>> begin Material for the task
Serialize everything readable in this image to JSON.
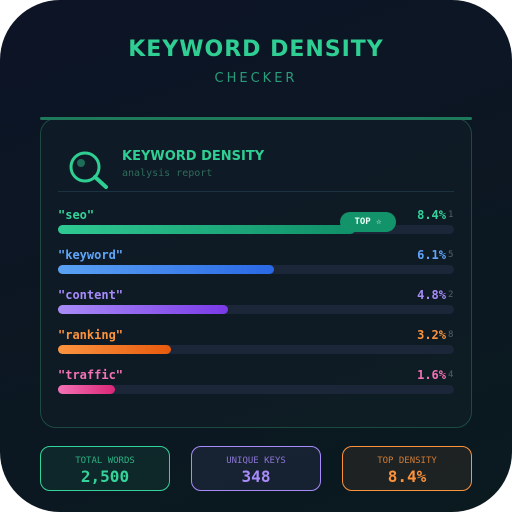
{
  "header": {
    "title": "KEYWORD DENSITY",
    "subtitle": "CHECKER"
  },
  "card": {
    "title": "KEYWORD DENSITY",
    "subtitle": "analysis report",
    "badge": "TOP ☆"
  },
  "keywords": [
    {
      "name": "\"seo\"",
      "value": 8.4,
      "value_label": "8.4%",
      "count": 1,
      "color": "#34d399",
      "bar": [
        "#2fc993",
        "#0f8f68"
      ]
    },
    {
      "name": "\"keyword\"",
      "value": 6.1,
      "value_label": "6.1%",
      "count": 5,
      "color": "#60a5fa",
      "bar": [
        "#5aa2f3",
        "#2a68e6"
      ]
    },
    {
      "name": "\"content\"",
      "value": 4.8,
      "value_label": "4.8%",
      "count": 2,
      "color": "#a78bfa",
      "bar": [
        "#a98cf7",
        "#7a3ae8"
      ]
    },
    {
      "name": "\"ranking\"",
      "value": 3.2,
      "value_label": "3.2%",
      "count": 8,
      "color": "#fb923c",
      "bar": [
        "#fb9440",
        "#e85a0e"
      ]
    },
    {
      "name": "\"traffic\"",
      "value": 1.6,
      "value_label": "1.6%",
      "count": 4,
      "color": "#f472b6",
      "bar": [
        "#f472b6",
        "#db2777"
      ]
    }
  ],
  "stats": [
    {
      "label": "TOTAL WORDS",
      "value": "2,500",
      "color": "#34d399"
    },
    {
      "label": "UNIQUE KEYS",
      "value": "348",
      "color": "#a78bfa"
    },
    {
      "label": "TOP DENSITY",
      "value": "8.4%",
      "color": "#fb923c"
    }
  ]
}
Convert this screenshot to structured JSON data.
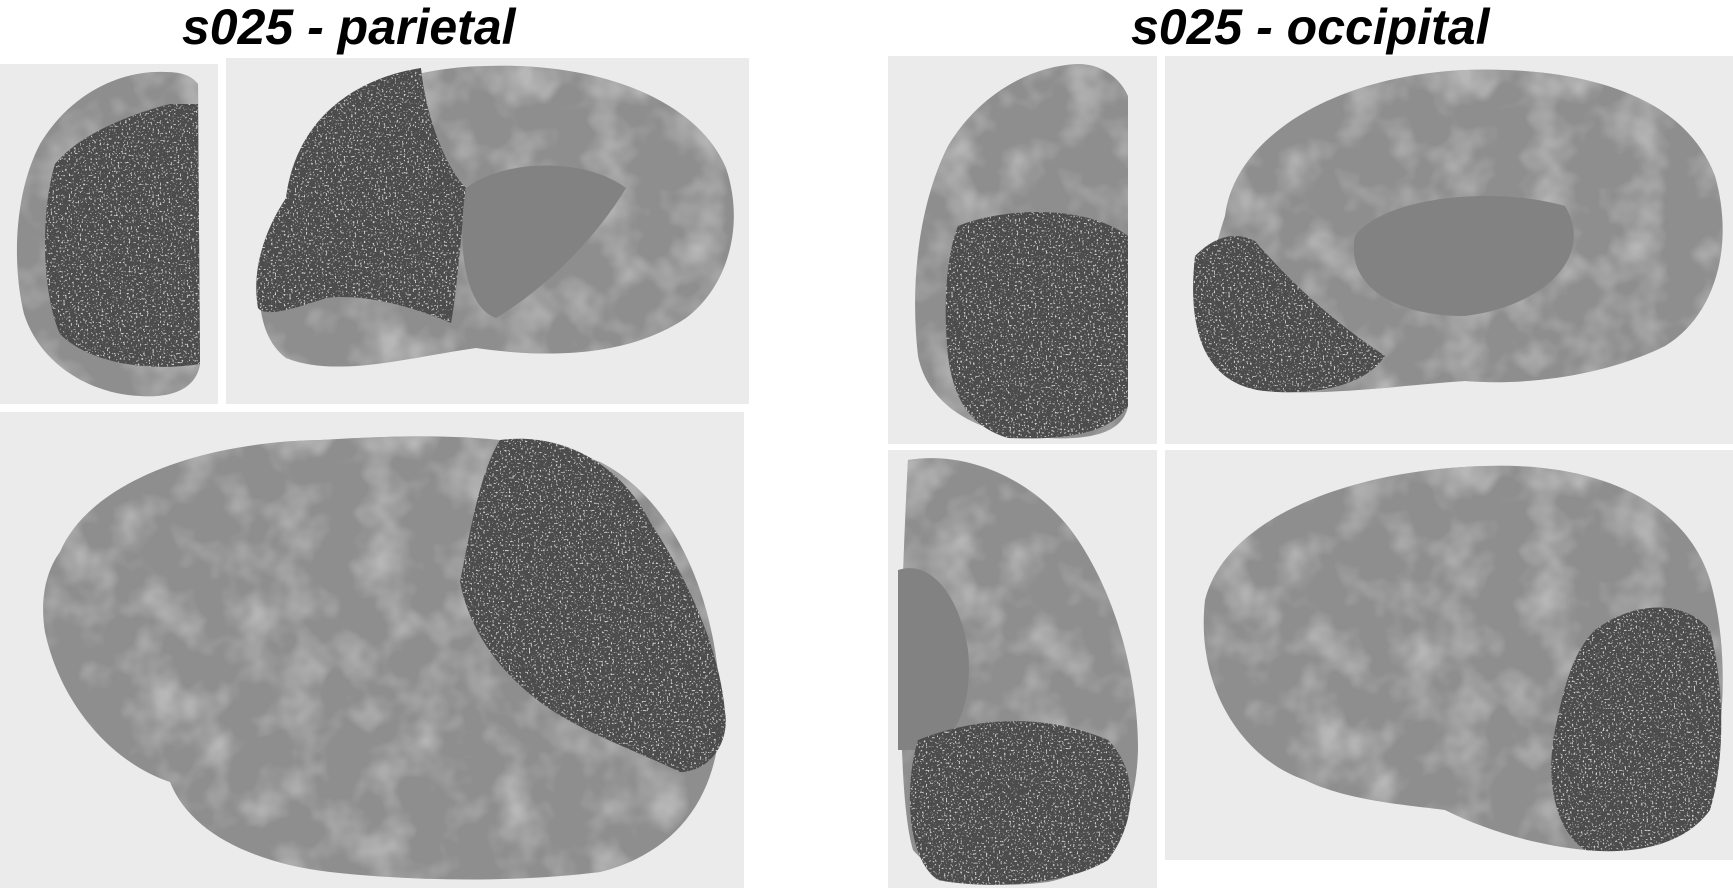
{
  "figure": {
    "left_title": "s025 - parietal",
    "right_title": "s025 - occipital"
  },
  "colors": {
    "background": "#ffffff",
    "panel_background": "#ebebeb",
    "cortex": "#8e8e8e",
    "cortex_sulcus": "#6f6f6f",
    "cortex_highlight": "#a6a6a6",
    "region": "#4c4c4c",
    "region_speckle": "#9a9a9a",
    "medial_wall": "#808080"
  },
  "panels": {
    "parietal": [
      "posterior-view",
      "medial-view",
      "lateral-view"
    ],
    "occipital": [
      "posterior-view",
      "medial-view",
      "inferior-view",
      "lateral-view"
    ]
  }
}
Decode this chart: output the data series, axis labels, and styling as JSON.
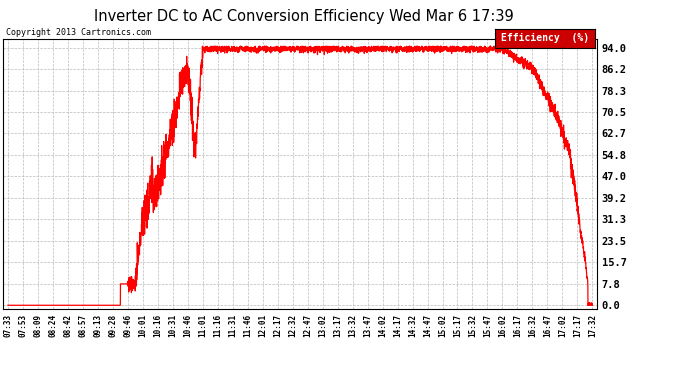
{
  "title": "Inverter DC to AC Conversion Efficiency Wed Mar 6 17:39",
  "copyright": "Copyright 2013 Cartronics.com",
  "line_color": "#ff0000",
  "bg_color": "#ffffff",
  "plot_bg_color": "#ffffff",
  "grid_color": "#bbbbbb",
  "yticks": [
    0.0,
    7.8,
    15.7,
    23.5,
    31.3,
    39.2,
    47.0,
    54.8,
    62.7,
    70.5,
    78.3,
    86.2,
    94.0
  ],
  "ylim": [
    -1.5,
    97.0
  ],
  "xtick_labels": [
    "07:33",
    "07:53",
    "08:09",
    "08:24",
    "08:42",
    "08:57",
    "09:13",
    "09:28",
    "09:46",
    "10:01",
    "10:16",
    "10:31",
    "10:46",
    "11:01",
    "11:16",
    "11:31",
    "11:46",
    "12:01",
    "12:17",
    "12:32",
    "12:47",
    "13:02",
    "13:17",
    "13:32",
    "13:47",
    "14:02",
    "14:17",
    "14:32",
    "14:47",
    "15:02",
    "15:17",
    "15:32",
    "15:47",
    "16:02",
    "16:17",
    "16:32",
    "16:47",
    "17:02",
    "17:17",
    "17:32"
  ],
  "legend_text": "Efficiency  (%)",
  "legend_bg": "#cc0000",
  "legend_text_color": "#ffffff"
}
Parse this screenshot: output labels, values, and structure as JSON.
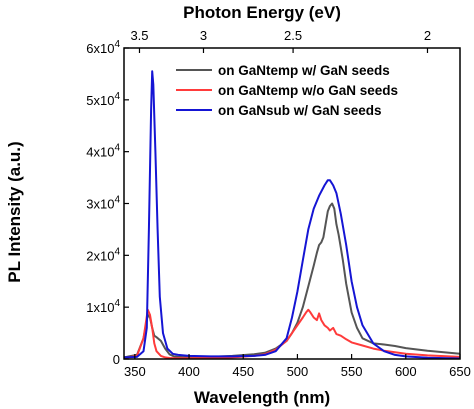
{
  "chart_data": {
    "type": "line",
    "top_xlabel": "Photon Energy (eV)",
    "xlabel": "Wavelength (nm)",
    "ylabel": "PL Intensity (a.u.)",
    "xlim": [
      340,
      650
    ],
    "ylim": [
      0,
      60000
    ],
    "x_ticks": [
      350,
      400,
      450,
      500,
      550,
      600,
      650
    ],
    "x_tick_labels": [
      "350",
      "400",
      "450",
      "500",
      "550",
      "600",
      "650"
    ],
    "y_ticks": [
      {
        "value": 0,
        "mant": "0",
        "exp": ""
      },
      {
        "value": 10000,
        "mant": "1x10",
        "exp": "4"
      },
      {
        "value": 20000,
        "mant": "2x10",
        "exp": "4"
      },
      {
        "value": 30000,
        "mant": "3x10",
        "exp": "4"
      },
      {
        "value": 40000,
        "mant": "4x10",
        "exp": "4"
      },
      {
        "value": 50000,
        "mant": "5x10",
        "exp": "4"
      },
      {
        "value": 60000,
        "mant": "6x10",
        "exp": "4"
      }
    ],
    "top_ticks": [
      {
        "energy": 3.5,
        "label": "3.5"
      },
      {
        "energy": 3.0,
        "label": "3"
      },
      {
        "energy": 2.5,
        "label": "2.5"
      },
      {
        "energy": 2.0,
        "label": "2"
      }
    ],
    "legend_position": "top-right",
    "series": [
      {
        "name": "on GaNtemp w/ GaN seeds",
        "color": "#555555",
        "x": [
          340,
          352,
          358,
          362,
          364,
          366,
          368,
          370,
          374,
          378,
          382,
          386,
          390,
          400,
          420,
          440,
          460,
          470,
          480,
          490,
          495,
          500,
          505,
          510,
          515,
          518,
          520,
          522,
          524,
          526,
          528,
          530,
          532,
          534,
          536,
          538,
          540,
          542,
          545,
          550,
          555,
          560,
          570,
          580,
          590,
          600,
          620,
          640,
          650
        ],
        "y": [
          300,
          800,
          4000,
          8500,
          8000,
          6000,
          4500,
          4200,
          3500,
          2000,
          900,
          500,
          400,
          300,
          400,
          600,
          900,
          1200,
          2000,
          3500,
          5000,
          7000,
          10000,
          14000,
          18000,
          20500,
          22000,
          22500,
          23500,
          26000,
          28500,
          29500,
          30000,
          29000,
          26000,
          24000,
          21500,
          19000,
          14500,
          9000,
          6000,
          4000,
          3000,
          2800,
          2500,
          2100,
          1600,
          1200,
          1000
        ]
      },
      {
        "name": "on GaNtemp w/o GaN seeds",
        "color": "#ff3b3b",
        "x": [
          340,
          352,
          358,
          362,
          364,
          366,
          368,
          370,
          374,
          378,
          382,
          386,
          390,
          400,
          420,
          440,
          460,
          470,
          480,
          490,
          495,
          500,
          505,
          508,
          510,
          512,
          515,
          518,
          520,
          522,
          525,
          528,
          530,
          533,
          536,
          540,
          545,
          550,
          560,
          570,
          580,
          590,
          600,
          620,
          640,
          650
        ],
        "y": [
          200,
          600,
          4000,
          9500,
          8500,
          6000,
          3000,
          1500,
          600,
          300,
          200,
          150,
          150,
          150,
          200,
          300,
          600,
          900,
          1800,
          3500,
          5000,
          6500,
          8000,
          9000,
          9500,
          9000,
          8000,
          7500,
          8800,
          7500,
          6500,
          6000,
          5500,
          6000,
          4800,
          4500,
          3800,
          3200,
          2600,
          2000,
          1600,
          1300,
          1000,
          700,
          500,
          400
        ]
      },
      {
        "name": "on GaNsub w/ GaN seeds",
        "color": "#1515d4",
        "x": [
          340,
          352,
          358,
          361,
          363,
          365,
          366,
          367,
          369,
          371,
          373,
          376,
          380,
          385,
          390,
          400,
          420,
          440,
          460,
          470,
          480,
          490,
          495,
          500,
          505,
          510,
          515,
          520,
          525,
          528,
          530,
          533,
          536,
          540,
          545,
          550,
          555,
          560,
          570,
          580,
          590,
          600,
          620,
          640,
          650
        ],
        "y": [
          300,
          400,
          1500,
          6000,
          25000,
          48000,
          55500,
          53000,
          40000,
          25000,
          12000,
          5000,
          2000,
          1000,
          800,
          600,
          500,
          500,
          600,
          800,
          1500,
          4000,
          8000,
          13000,
          19000,
          25000,
          29000,
          31500,
          33500,
          34500,
          34500,
          33500,
          32000,
          28000,
          22000,
          15000,
          10000,
          6500,
          3000,
          1500,
          800,
          500,
          250,
          150,
          100
        ]
      }
    ]
  }
}
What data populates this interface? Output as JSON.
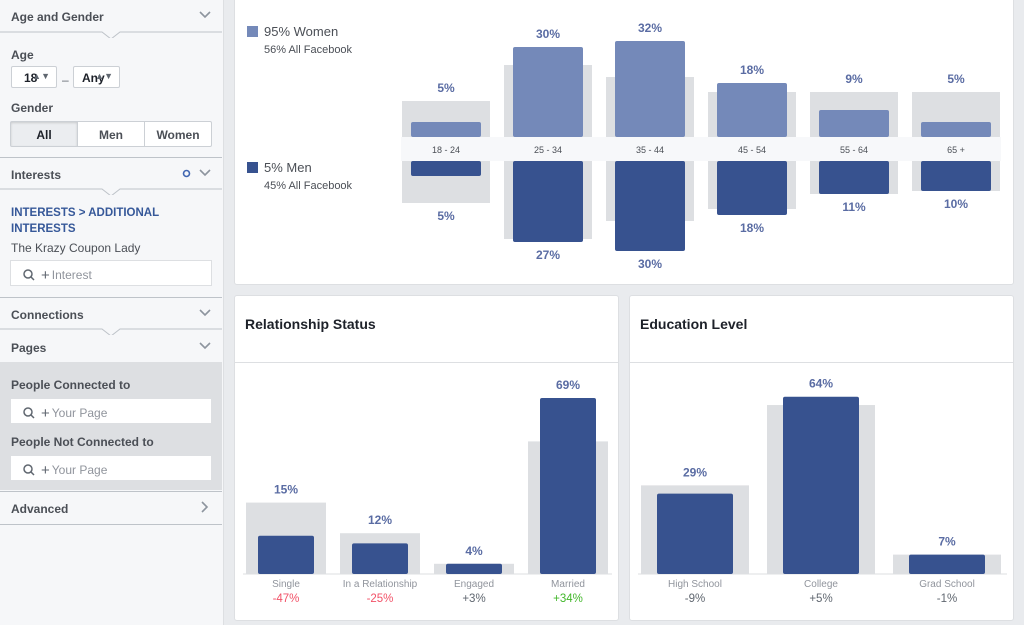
{
  "sidebar": {
    "age_gender": {
      "title": "Age and Gender",
      "age_label": "Age",
      "age_min": "18",
      "age_max": "Any",
      "gender_label": "Gender",
      "gender_options": [
        "All",
        "Men",
        "Women"
      ],
      "gender_selected": "All"
    },
    "interests": {
      "title": "Interests",
      "breadcrumb": "INTERESTS > ADDITIONAL INTERESTS",
      "items": [
        "The Krazy Coupon Lady"
      ],
      "search_placeholder": "Interest"
    },
    "connections": {
      "title": "Connections"
    },
    "pages": {
      "title": "Pages",
      "connected_label": "People Connected to",
      "connected_placeholder": "Your Page",
      "not_connected_label": "People Not Connected to",
      "not_connected_placeholder": "Your Page"
    },
    "advanced": {
      "title": "Advanced"
    }
  },
  "age_panel": {
    "women_legend": "95% Women",
    "women_sub": "56% All Facebook",
    "men_legend": "5% Men",
    "men_sub": "45% All Facebook"
  },
  "relationship_panel": {
    "title": "Relationship Status"
  },
  "education_panel": {
    "title": "Education Level"
  },
  "colors": {
    "women": "#7489b9",
    "men": "#37528f",
    "benchmark": "#dddfe2",
    "value_label": "#5a6ca3",
    "negative": "#f25268",
    "positive": "#42b72a",
    "neutral": "#606770"
  },
  "chart_data": [
    {
      "type": "bar",
      "name": "age",
      "categories": [
        "18 - 24",
        "25 - 34",
        "35 - 44",
        "45 - 54",
        "55 - 64",
        "65 +"
      ],
      "series": [
        {
          "name": "95% Women",
          "values": [
            5,
            30,
            32,
            18,
            9,
            5
          ],
          "labels": [
            "5%",
            "30%",
            "32%",
            "18%",
            "9%",
            "5%"
          ]
        },
        {
          "name": "5% Men",
          "values": [
            5,
            27,
            30,
            18,
            11,
            10
          ],
          "labels": [
            "5%",
            "27%",
            "30%",
            "18%",
            "11%",
            "10%"
          ]
        }
      ],
      "benchmark": {
        "women": [
          12,
          24,
          20,
          15,
          15,
          15
        ],
        "men": [
          14,
          26,
          20,
          16,
          11,
          10
        ]
      }
    },
    {
      "type": "bar",
      "name": "relationship",
      "title": "Relationship Status",
      "categories": [
        "Single",
        "In a Relationship",
        "Engaged",
        "Married"
      ],
      "values": [
        15,
        12,
        4,
        69
      ],
      "value_labels": [
        "15%",
        "12%",
        "4%",
        "69%"
      ],
      "benchmark": [
        28,
        16,
        4,
        52
      ],
      "deltas": [
        "-47%",
        "-25%",
        "+3%",
        "+34%"
      ],
      "delta_kind": [
        "negative",
        "negative",
        "neutral",
        "positive"
      ]
    },
    {
      "type": "bar",
      "name": "education",
      "title": "Education Level",
      "categories": [
        "High School",
        "College",
        "Grad School"
      ],
      "values": [
        29,
        64,
        7
      ],
      "value_labels": [
        "29%",
        "64%",
        "7%"
      ],
      "benchmark": [
        32,
        61,
        7
      ],
      "deltas": [
        "-9%",
        "+5%",
        "-1%"
      ],
      "delta_kind": [
        "neutral",
        "neutral",
        "neutral"
      ]
    }
  ]
}
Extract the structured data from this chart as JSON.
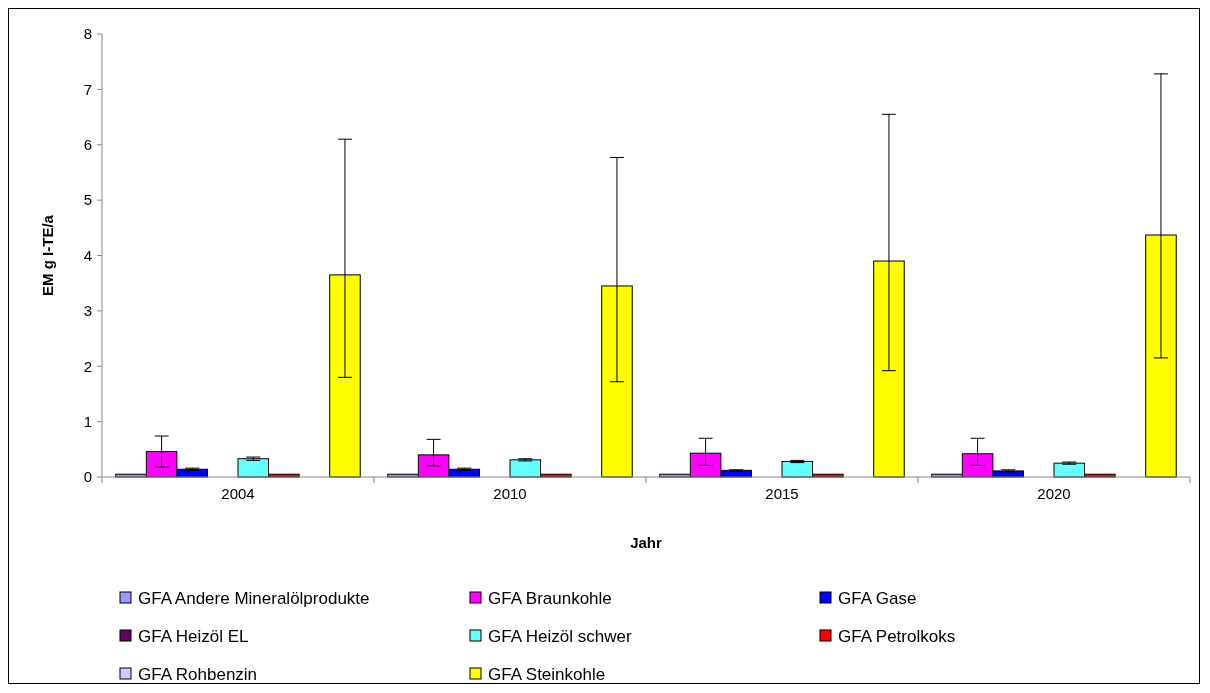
>> end Material for the task
Scan the entries above. Copy each line that has the string "Facebook".

    "women_sub": "56% All Facebook",
    "men_sub": "45% All Facebook"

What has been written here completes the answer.